• **What is being asked**
Check the listing below line by line and report how many lines hold "JSON", with no other words.

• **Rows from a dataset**

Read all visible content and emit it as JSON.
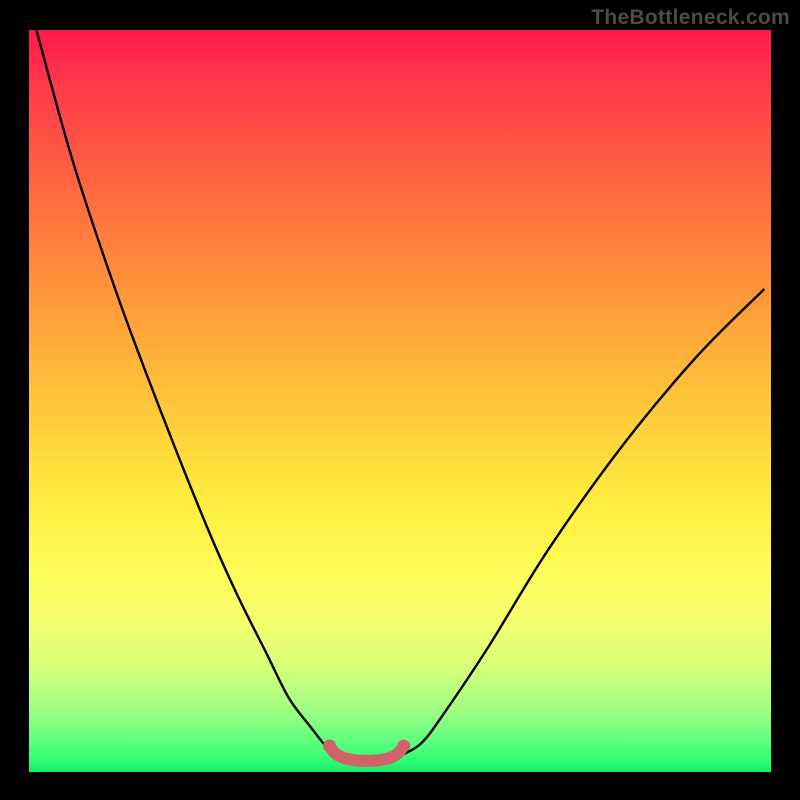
{
  "watermark": "TheBottleneck.com",
  "chart_data": {
    "type": "line",
    "title": "",
    "xlabel": "",
    "ylabel": "",
    "xlim": [
      0,
      100
    ],
    "ylim": [
      0,
      100
    ],
    "series": [
      {
        "name": "main-curve",
        "x": [
          1,
          6,
          12,
          18,
          24,
          28,
          32,
          35,
          38,
          40,
          41.5,
          43,
          45,
          47,
          49,
          50.5,
          53,
          56,
          62,
          70,
          80,
          90,
          99
        ],
        "y": [
          100,
          82,
          64,
          48,
          33,
          24,
          16,
          10,
          6,
          3.5,
          2.3,
          1.8,
          1.6,
          1.6,
          1.8,
          2.4,
          4,
          8,
          17,
          30,
          44,
          56,
          65
        ]
      },
      {
        "name": "valley-accent",
        "x": [
          40.5,
          41.3,
          42.4,
          43.8,
          45.5,
          47.2,
          48.6,
          49.7,
          50.5
        ],
        "y": [
          3.5,
          2.5,
          1.9,
          1.6,
          1.5,
          1.6,
          1.9,
          2.5,
          3.5
        ]
      }
    ],
    "colors": {
      "main_curve": "#000000",
      "valley_accent": "#d1626a",
      "gradient_top": "#ff1a49",
      "gradient_mid": "#ffe93e",
      "gradient_bottom": "#17e86a",
      "frame": "#000000"
    }
  }
}
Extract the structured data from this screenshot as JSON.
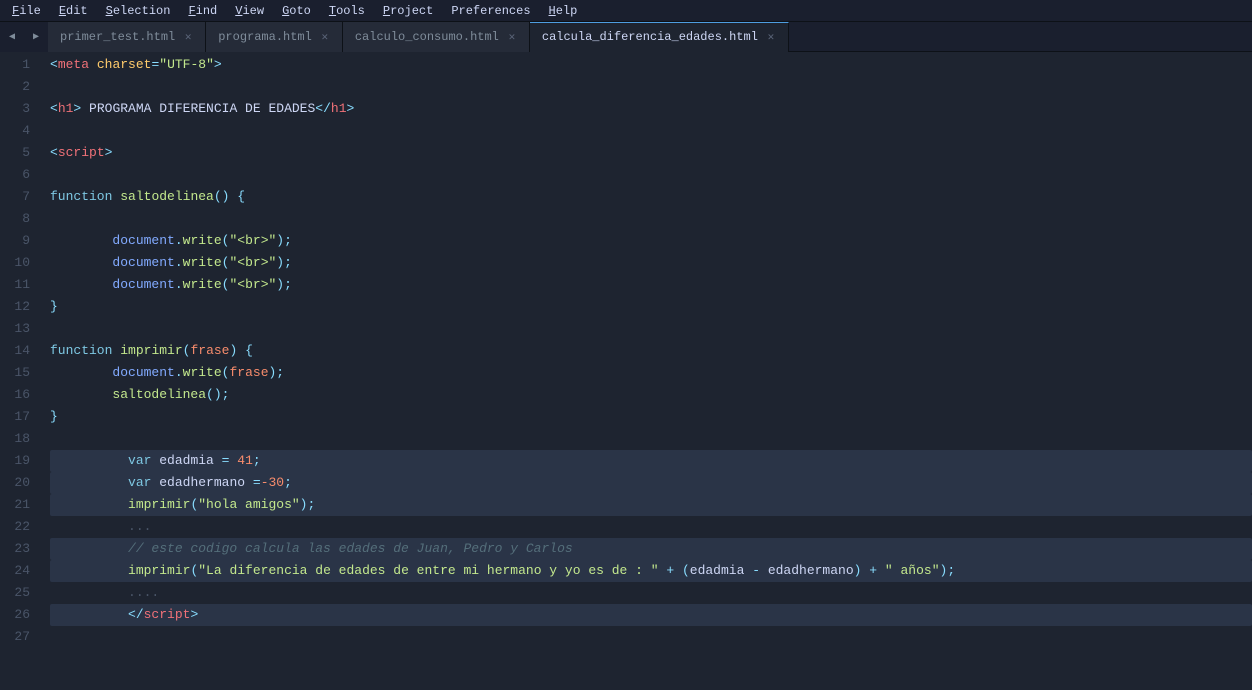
{
  "menu": {
    "items": [
      "File",
      "Edit",
      "Selection",
      "Find",
      "View",
      "Goto",
      "Tools",
      "Project",
      "Preferences",
      "Help"
    ]
  },
  "tabs": [
    {
      "label": "primer_test.html",
      "active": false
    },
    {
      "label": "programa.html",
      "active": false
    },
    {
      "label": "calculo_consumo.html",
      "active": false
    },
    {
      "label": "calcula_diferencia_edades.html",
      "active": true
    }
  ],
  "lines": [
    {
      "num": 1
    },
    {
      "num": 2
    },
    {
      "num": 3
    },
    {
      "num": 4
    },
    {
      "num": 5
    },
    {
      "num": 6
    },
    {
      "num": 7
    },
    {
      "num": 8
    },
    {
      "num": 9
    },
    {
      "num": 10
    },
    {
      "num": 11
    },
    {
      "num": 12
    },
    {
      "num": 13
    },
    {
      "num": 14
    },
    {
      "num": 15
    },
    {
      "num": 16
    },
    {
      "num": 17
    },
    {
      "num": 18
    },
    {
      "num": 19
    },
    {
      "num": 20
    },
    {
      "num": 21
    },
    {
      "num": 22
    },
    {
      "num": 23
    },
    {
      "num": 24
    },
    {
      "num": 25
    },
    {
      "num": 26
    },
    {
      "num": 27
    }
  ]
}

• **Exercise output**
2